● Your goal
From the listing below, return each line that includes "반납하였습니다".

● Input rows

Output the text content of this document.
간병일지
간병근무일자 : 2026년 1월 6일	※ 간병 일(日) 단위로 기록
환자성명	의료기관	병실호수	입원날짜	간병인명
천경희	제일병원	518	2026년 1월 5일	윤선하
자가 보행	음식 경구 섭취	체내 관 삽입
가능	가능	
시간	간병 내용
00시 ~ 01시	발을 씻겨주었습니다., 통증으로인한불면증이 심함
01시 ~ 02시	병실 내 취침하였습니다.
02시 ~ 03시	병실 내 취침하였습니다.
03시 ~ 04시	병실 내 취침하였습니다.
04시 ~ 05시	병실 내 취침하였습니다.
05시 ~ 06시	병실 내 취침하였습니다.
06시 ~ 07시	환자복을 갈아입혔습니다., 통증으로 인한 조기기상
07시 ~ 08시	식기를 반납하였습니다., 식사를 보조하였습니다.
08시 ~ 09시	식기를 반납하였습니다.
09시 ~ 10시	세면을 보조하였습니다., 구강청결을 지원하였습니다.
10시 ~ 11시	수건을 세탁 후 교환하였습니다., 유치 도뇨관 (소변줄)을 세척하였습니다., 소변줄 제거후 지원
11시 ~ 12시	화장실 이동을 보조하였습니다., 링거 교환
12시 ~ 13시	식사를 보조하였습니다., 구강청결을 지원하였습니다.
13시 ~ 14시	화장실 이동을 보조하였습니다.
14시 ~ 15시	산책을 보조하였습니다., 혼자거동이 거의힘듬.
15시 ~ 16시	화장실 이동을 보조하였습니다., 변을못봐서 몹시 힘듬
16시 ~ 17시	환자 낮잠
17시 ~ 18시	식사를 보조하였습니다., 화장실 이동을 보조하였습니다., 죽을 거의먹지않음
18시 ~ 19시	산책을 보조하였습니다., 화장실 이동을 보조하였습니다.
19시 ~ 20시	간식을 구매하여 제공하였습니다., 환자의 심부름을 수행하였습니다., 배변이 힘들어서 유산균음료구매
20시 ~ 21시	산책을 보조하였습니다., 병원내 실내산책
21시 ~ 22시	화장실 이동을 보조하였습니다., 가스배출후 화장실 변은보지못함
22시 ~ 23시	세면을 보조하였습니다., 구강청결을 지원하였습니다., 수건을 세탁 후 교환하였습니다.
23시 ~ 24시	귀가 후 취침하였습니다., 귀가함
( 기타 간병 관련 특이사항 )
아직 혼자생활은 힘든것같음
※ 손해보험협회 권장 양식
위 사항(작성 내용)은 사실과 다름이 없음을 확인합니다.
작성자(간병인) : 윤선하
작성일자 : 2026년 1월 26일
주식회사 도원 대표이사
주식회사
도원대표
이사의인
==
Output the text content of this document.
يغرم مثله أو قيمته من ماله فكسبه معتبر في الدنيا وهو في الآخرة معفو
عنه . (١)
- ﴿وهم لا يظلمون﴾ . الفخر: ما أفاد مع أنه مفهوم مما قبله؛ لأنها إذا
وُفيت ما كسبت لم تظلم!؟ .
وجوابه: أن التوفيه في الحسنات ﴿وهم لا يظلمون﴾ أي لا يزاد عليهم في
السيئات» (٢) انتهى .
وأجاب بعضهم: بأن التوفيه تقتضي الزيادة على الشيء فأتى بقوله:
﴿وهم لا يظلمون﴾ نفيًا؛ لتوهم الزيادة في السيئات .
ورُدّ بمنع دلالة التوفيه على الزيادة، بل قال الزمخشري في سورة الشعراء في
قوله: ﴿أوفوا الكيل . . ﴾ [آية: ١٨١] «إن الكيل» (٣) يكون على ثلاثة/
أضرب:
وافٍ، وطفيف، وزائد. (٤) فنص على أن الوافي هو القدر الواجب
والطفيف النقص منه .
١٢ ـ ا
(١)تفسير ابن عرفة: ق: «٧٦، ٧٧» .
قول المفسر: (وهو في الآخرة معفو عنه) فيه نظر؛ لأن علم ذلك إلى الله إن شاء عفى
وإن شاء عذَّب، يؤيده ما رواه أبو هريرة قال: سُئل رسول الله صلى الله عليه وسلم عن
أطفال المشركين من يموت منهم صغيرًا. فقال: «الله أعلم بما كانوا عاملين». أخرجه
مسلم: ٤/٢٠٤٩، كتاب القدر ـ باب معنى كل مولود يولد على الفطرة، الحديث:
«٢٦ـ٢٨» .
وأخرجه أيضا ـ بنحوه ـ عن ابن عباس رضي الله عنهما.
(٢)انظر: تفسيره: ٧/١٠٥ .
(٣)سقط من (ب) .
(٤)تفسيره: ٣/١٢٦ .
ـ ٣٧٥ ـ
---
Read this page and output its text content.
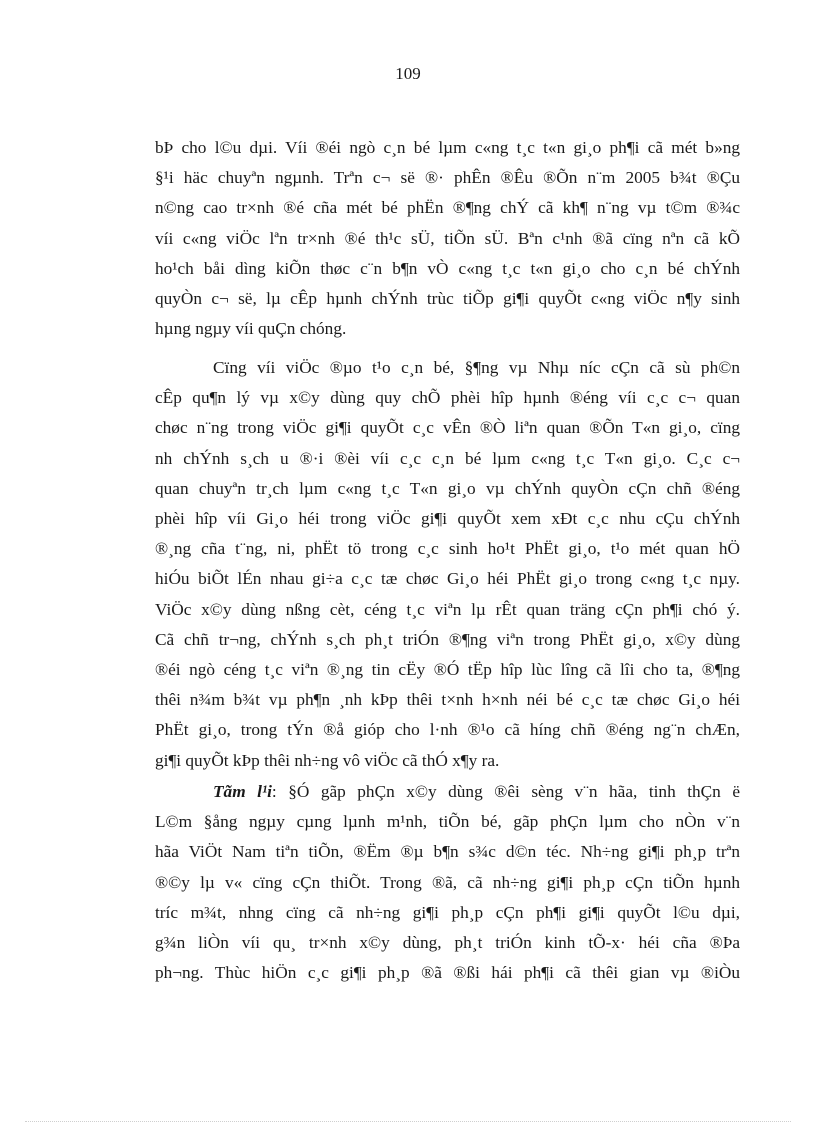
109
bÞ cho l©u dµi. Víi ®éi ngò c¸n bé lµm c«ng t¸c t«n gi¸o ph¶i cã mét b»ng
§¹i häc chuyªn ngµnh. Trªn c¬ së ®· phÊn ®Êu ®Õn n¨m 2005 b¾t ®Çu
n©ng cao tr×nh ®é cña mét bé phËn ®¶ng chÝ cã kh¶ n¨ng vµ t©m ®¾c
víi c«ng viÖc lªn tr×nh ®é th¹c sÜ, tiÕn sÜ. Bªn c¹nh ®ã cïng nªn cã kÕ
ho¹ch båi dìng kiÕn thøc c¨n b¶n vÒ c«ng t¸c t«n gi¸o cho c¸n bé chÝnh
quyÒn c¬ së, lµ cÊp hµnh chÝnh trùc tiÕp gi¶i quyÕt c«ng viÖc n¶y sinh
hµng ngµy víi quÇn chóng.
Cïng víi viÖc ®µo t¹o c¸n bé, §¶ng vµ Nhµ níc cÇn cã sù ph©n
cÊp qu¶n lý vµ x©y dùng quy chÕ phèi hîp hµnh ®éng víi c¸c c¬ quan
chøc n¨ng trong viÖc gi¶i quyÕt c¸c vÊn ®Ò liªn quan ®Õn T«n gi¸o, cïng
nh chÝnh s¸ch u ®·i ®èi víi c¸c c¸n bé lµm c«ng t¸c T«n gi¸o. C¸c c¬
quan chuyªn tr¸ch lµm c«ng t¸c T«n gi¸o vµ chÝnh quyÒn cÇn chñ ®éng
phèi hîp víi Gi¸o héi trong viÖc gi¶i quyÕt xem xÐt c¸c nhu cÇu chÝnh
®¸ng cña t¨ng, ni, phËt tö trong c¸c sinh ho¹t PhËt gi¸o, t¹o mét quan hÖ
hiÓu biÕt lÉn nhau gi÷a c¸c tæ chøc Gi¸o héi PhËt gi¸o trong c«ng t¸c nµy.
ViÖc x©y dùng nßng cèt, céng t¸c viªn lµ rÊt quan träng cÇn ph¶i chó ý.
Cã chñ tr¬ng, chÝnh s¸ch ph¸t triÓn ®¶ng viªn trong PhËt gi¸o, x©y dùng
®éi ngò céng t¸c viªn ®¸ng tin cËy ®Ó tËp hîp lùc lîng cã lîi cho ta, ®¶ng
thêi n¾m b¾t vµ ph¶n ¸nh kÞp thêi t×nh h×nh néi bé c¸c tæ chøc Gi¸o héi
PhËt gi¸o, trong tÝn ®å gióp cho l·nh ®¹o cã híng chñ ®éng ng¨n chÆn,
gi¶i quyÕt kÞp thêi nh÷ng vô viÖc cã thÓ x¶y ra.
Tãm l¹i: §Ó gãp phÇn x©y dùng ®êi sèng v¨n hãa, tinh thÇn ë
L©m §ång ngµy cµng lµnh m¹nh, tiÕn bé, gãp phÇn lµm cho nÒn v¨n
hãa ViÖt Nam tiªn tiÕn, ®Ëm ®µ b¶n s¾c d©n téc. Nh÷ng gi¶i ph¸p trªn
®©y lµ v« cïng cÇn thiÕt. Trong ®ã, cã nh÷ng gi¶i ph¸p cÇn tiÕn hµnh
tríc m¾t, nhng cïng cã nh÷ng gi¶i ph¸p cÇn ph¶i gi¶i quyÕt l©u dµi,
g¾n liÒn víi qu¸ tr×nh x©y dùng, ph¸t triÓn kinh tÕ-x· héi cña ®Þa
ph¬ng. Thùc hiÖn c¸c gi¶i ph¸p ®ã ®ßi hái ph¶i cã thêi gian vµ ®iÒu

● Solution to this task
07시 ~ 08시	식기를 반납하였습니다., 식사를 보조하였습니다.
08시 ~ 09시	식기를 반납하였습니다.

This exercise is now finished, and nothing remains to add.